===== Available records =====

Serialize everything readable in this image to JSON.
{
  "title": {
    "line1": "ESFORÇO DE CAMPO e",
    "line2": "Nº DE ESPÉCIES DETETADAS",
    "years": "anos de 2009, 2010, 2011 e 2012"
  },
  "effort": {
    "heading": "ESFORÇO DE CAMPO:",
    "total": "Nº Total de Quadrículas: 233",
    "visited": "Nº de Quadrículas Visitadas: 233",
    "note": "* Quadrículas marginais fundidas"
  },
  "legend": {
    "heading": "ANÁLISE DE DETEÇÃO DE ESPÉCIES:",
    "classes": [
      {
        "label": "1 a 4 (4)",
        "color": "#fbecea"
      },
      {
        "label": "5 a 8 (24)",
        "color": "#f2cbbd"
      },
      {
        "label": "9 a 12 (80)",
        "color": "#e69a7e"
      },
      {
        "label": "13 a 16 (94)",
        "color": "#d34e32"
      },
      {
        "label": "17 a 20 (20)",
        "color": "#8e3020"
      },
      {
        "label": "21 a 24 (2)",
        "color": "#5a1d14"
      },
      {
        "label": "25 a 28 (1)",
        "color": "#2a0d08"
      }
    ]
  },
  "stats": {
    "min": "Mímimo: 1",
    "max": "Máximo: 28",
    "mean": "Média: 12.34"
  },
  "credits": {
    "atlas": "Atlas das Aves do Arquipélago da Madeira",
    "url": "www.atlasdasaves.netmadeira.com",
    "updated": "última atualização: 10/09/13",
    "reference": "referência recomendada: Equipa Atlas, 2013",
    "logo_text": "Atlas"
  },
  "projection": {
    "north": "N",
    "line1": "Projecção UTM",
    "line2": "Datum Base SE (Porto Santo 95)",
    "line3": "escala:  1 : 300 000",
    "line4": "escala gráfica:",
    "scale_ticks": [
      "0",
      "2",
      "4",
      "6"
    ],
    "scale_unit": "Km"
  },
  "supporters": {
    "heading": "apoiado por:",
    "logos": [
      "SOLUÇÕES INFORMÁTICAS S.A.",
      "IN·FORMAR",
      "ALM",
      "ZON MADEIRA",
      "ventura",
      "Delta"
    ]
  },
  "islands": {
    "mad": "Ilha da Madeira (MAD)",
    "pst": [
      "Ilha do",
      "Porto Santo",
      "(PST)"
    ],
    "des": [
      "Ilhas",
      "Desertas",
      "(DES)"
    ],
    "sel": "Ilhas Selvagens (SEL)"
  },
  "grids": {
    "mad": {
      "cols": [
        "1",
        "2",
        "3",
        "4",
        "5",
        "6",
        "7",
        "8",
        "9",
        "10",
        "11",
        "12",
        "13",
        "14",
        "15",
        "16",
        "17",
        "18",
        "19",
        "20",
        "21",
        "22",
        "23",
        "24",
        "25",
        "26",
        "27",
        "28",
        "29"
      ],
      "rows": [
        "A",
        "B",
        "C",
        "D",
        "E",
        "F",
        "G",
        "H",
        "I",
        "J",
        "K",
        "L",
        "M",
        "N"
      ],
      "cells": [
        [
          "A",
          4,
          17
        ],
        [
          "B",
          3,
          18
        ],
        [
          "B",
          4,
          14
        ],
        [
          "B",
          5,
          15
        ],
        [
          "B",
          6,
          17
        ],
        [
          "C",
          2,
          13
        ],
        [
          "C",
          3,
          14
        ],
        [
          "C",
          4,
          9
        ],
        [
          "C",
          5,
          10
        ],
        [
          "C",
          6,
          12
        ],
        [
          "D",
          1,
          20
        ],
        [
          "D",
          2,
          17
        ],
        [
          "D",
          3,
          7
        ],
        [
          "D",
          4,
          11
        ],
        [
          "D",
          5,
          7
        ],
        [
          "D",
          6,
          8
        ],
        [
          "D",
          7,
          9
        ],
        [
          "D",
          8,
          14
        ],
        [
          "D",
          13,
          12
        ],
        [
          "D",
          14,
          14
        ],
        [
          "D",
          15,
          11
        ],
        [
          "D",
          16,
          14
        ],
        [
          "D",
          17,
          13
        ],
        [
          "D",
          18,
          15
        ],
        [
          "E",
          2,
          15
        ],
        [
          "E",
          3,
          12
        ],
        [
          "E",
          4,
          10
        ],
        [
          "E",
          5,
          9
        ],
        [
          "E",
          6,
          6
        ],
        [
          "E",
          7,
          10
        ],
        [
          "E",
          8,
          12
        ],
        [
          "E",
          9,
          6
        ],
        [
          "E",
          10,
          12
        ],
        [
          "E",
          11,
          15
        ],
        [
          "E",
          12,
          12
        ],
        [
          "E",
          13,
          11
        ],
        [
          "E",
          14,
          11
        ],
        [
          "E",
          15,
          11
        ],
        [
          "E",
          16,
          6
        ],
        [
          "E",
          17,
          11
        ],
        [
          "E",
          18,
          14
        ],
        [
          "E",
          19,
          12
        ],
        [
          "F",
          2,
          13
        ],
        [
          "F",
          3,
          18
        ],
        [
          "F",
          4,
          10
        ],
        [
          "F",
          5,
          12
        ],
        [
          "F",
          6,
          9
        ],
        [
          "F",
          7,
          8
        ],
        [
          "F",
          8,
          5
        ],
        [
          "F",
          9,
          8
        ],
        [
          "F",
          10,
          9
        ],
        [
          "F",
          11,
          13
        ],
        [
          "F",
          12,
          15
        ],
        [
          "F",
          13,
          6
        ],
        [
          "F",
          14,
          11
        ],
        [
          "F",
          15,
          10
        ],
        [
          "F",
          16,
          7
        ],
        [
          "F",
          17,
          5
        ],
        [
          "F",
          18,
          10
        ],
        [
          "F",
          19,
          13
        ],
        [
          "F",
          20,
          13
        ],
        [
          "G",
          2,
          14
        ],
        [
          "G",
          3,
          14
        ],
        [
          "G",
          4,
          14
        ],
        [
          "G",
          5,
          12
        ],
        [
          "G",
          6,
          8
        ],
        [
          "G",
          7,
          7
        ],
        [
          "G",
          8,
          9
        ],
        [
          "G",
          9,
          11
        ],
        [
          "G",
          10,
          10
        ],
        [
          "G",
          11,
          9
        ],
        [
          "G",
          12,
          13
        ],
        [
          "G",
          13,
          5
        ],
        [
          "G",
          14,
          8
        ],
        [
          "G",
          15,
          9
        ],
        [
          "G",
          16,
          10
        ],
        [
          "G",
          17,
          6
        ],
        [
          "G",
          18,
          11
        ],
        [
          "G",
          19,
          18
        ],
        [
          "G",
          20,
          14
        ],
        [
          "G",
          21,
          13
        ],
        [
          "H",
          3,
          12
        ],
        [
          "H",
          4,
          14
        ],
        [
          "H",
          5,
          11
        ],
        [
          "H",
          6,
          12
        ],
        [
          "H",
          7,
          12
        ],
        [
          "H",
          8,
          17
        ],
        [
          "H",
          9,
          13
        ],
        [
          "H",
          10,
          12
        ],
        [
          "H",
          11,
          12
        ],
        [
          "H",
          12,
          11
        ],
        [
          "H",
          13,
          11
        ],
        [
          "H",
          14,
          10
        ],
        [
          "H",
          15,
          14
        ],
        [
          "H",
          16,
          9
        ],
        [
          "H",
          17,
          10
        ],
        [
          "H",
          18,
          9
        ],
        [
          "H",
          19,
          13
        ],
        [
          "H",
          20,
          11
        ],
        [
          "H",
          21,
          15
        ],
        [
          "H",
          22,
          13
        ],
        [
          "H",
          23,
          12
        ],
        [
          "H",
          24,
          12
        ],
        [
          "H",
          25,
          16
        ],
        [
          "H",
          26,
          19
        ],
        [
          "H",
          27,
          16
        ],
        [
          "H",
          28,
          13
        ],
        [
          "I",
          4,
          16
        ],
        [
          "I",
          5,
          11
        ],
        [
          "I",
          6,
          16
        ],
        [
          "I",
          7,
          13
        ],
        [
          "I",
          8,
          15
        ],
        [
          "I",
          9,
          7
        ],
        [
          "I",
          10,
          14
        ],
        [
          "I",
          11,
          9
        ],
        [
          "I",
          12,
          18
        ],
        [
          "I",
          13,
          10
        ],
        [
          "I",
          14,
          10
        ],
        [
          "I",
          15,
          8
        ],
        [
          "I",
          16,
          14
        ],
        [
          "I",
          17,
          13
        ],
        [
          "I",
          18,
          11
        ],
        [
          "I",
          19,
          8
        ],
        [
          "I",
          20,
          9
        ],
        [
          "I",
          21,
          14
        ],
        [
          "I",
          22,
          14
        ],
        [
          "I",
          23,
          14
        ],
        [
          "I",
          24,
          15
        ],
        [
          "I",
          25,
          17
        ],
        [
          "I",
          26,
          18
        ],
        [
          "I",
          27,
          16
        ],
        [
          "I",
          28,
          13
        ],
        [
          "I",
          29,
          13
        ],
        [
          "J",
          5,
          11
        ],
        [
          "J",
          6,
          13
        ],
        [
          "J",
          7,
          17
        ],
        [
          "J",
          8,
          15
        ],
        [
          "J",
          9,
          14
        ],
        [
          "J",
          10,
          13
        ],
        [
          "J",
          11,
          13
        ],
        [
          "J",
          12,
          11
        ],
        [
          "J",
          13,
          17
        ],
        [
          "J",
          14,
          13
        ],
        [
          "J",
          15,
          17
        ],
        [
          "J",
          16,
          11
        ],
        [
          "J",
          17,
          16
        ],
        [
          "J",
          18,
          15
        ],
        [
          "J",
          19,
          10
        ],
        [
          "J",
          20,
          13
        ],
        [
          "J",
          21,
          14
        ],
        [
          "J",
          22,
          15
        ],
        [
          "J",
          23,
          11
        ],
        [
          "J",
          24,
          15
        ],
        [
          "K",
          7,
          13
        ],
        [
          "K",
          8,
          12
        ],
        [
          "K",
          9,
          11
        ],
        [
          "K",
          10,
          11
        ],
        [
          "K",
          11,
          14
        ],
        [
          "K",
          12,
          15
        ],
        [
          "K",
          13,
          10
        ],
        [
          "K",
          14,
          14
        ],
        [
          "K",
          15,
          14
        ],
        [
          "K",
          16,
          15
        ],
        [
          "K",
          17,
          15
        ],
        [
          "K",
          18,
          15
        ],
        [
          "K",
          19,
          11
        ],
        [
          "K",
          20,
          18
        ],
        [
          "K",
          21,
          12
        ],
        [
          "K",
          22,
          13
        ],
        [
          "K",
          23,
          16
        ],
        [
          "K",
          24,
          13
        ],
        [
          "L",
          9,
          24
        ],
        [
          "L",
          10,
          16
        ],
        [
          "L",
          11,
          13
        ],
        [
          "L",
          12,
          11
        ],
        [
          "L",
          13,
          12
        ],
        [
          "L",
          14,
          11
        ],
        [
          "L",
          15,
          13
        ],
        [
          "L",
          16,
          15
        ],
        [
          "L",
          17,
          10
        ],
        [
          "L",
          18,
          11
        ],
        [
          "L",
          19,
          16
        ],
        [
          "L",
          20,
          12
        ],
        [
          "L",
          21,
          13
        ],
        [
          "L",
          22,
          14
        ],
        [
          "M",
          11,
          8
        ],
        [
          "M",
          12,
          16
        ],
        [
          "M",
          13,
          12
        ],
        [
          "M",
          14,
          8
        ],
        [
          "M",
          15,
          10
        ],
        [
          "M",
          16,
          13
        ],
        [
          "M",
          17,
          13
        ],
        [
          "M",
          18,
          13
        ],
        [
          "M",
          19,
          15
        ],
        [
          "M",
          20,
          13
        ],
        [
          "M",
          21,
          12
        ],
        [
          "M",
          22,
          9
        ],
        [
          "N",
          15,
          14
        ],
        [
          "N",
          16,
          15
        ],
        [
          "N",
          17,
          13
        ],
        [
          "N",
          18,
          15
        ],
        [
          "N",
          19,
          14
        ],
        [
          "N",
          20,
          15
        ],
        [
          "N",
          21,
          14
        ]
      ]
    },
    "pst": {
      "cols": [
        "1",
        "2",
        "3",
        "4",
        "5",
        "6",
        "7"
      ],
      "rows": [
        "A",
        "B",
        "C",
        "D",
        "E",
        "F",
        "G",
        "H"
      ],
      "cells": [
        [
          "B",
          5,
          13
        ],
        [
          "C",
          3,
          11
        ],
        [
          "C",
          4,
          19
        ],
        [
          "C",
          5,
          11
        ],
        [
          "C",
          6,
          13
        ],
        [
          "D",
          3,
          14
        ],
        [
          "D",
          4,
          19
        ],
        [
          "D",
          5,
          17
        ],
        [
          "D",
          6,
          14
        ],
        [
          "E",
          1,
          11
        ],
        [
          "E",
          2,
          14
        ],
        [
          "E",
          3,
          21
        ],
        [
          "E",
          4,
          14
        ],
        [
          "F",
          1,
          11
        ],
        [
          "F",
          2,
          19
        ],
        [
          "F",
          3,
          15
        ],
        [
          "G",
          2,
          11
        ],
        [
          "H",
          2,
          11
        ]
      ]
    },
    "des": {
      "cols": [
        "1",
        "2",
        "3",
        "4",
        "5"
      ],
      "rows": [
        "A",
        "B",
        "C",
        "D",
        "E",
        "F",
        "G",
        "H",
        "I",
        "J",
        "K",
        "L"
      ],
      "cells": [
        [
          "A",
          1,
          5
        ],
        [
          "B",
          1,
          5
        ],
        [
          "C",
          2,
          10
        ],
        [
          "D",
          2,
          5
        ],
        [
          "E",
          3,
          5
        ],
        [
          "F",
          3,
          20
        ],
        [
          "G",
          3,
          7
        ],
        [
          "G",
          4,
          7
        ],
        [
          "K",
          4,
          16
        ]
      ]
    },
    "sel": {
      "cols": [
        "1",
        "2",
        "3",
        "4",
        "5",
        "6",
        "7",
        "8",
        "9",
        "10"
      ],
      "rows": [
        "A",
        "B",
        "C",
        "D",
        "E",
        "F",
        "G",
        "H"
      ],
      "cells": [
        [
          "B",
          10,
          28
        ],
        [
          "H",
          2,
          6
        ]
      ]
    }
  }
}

=====
===== Available records =====

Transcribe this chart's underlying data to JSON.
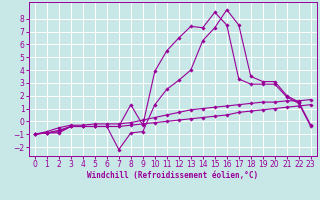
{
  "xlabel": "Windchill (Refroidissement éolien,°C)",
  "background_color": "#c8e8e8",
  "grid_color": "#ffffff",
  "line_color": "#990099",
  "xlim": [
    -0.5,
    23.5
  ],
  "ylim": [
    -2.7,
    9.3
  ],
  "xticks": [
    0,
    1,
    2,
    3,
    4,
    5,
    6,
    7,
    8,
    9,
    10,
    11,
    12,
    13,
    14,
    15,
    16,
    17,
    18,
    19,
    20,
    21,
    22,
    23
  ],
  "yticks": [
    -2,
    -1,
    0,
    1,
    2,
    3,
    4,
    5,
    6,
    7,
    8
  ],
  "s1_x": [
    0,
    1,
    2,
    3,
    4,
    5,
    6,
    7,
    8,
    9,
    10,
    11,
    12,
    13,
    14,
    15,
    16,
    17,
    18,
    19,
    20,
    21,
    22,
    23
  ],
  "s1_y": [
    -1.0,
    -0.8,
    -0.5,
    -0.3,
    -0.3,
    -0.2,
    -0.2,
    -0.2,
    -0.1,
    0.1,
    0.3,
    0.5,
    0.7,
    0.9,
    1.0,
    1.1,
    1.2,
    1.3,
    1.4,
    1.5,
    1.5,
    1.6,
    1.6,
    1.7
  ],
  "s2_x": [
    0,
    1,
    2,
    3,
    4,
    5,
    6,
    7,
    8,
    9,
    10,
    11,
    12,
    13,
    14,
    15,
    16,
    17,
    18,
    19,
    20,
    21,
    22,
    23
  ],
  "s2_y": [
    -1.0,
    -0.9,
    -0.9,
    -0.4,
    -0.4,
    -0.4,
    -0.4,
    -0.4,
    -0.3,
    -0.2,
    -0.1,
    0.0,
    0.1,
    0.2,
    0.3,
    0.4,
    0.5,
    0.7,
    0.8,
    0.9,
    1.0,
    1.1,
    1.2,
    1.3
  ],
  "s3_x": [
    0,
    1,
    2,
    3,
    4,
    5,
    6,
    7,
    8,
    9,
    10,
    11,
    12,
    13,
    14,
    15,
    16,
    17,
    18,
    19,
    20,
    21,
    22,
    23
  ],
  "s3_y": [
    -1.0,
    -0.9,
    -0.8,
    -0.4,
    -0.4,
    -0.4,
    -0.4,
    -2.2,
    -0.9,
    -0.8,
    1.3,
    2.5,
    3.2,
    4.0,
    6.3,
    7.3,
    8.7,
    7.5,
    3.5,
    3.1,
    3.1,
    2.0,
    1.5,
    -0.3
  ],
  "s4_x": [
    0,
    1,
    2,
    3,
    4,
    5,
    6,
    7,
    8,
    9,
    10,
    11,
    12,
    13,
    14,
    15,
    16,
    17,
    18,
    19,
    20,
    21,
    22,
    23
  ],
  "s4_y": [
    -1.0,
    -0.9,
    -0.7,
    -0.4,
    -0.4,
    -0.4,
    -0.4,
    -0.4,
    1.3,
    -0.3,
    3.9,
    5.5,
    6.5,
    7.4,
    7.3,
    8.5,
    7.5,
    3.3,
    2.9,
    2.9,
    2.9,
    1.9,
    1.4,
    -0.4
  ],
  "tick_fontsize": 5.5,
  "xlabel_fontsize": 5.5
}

=====

▸ Do this: Extract all lines of the records above that include "CAMPO".

▸ Answer in full:
    "line1": "ESFORÇO DE CAMPO e",
    "heading": "ESFORÇO DE CAMPO:",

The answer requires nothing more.